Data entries
-*-*-

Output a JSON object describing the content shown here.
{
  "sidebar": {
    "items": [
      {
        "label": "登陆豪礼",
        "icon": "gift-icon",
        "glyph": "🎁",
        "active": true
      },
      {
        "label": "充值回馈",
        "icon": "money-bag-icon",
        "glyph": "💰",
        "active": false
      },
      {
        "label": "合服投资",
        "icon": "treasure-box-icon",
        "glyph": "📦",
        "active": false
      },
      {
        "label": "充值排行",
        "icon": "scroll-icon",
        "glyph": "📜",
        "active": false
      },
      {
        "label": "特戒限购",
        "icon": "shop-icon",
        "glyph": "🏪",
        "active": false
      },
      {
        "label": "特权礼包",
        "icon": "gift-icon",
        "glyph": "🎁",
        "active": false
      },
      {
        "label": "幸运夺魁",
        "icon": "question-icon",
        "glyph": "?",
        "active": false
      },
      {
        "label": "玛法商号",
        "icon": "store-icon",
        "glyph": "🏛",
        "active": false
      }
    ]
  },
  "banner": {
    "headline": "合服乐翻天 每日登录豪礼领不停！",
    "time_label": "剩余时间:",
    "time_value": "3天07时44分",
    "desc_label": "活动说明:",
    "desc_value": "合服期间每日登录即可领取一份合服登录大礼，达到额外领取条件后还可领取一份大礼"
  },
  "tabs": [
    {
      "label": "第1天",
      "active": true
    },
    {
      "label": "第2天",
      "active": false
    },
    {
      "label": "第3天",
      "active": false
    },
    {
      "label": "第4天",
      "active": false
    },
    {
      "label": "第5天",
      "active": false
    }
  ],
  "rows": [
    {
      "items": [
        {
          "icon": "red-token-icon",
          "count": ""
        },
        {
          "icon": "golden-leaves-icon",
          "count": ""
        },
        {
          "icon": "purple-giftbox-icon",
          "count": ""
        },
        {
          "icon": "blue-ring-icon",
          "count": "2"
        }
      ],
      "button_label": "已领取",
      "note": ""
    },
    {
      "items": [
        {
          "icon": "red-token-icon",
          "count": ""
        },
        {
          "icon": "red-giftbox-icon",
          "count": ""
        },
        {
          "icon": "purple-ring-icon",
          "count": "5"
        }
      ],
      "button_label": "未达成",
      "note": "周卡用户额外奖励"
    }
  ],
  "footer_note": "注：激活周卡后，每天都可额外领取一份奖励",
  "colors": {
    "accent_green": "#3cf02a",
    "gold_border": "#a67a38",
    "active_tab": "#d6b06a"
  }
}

-*-*-

> _What this task involves_:
Quote the data in full, keeping each word unchanged.

> _Result for this exercise_:
Output a JSON object describing the content shown here.
{
  "sidebar": {
    "items": [
      {
        "label": "登陆豪礼",
        "icon": "gift-icon",
        "glyph": "🎁",
        "active": true
      },
      {
        "label": "充值回馈",
        "icon": "money-bag-icon",
        "glyph": "💰",
        "active": false
      },
      {
        "label": "合服投资",
        "icon": "treasure-box-icon",
        "glyph": "📦",
        "active": false
      },
      {
        "label": "充值排行",
        "icon": "scroll-icon",
        "glyph": "📜",
        "active": false
      },
      {
        "label": "特戒限购",
        "icon": "shop-icon",
        "glyph": "🏪",
        "active": false
      },
      {
        "label": "特权礼包",
        "icon": "gift-icon",
        "glyph": "🎁",
        "active": false
      },
      {
        "label": "幸运夺魁",
        "icon": "question-icon",
        "glyph": "?",
        "active": false
      },
      {
        "label": "玛法商号",
        "icon": "store-icon",
        "glyph": "🏛",
        "active": false
      }
    ]
  },
  "banner": {
    "headline": "合服乐翻天 每日登录豪礼领不停！",
    "time_label": "剩余时间:",
    "time_value": "3天07时44分",
    "desc_label": "活动说明:",
    "desc_value": "合服期间每日登录即可领取一份合服登录大礼，达到额外领取条件后还可领取一份大礼"
  },
  "tabs": [
    {
      "label": "第1天",
      "active": true
    },
    {
      "label": "第2天",
      "active": false
    },
    {
      "label": "第3天",
      "active": false
    },
    {
      "label": "第4天",
      "active": false
    },
    {
      "label": "第5天",
      "active": false
    }
  ],
  "rows": [
    {
      "items": [
        {
          "icon": "red-token-icon",
          "count": ""
        },
        {
          "icon": "golden-leaves-icon",
          "count": ""
        },
        {
          "icon": "purple-giftbox-icon",
          "count": ""
        },
        {
          "icon": "blue-ring-icon",
          "count": "2"
        }
      ],
      "button_label": "已领取",
      "note": ""
    },
    {
      "items": [
        {
          "icon": "red-token-icon",
          "count": ""
        },
        {
          "icon": "red-giftbox-icon",
          "count": ""
        },
        {
          "icon": "purple-ring-icon",
          "count": "5"
        }
      ],
      "button_label": "未达成",
      "note": "周卡用户额外奖励"
    }
  ],
  "footer_note": "注：激活周卡后，每天都可额外领取一份奖励",
  "colors": {
    "accent_green": "#3cf02a",
    "gold_border": "#a67a38",
    "active_tab": "#d6b06a"
  }
}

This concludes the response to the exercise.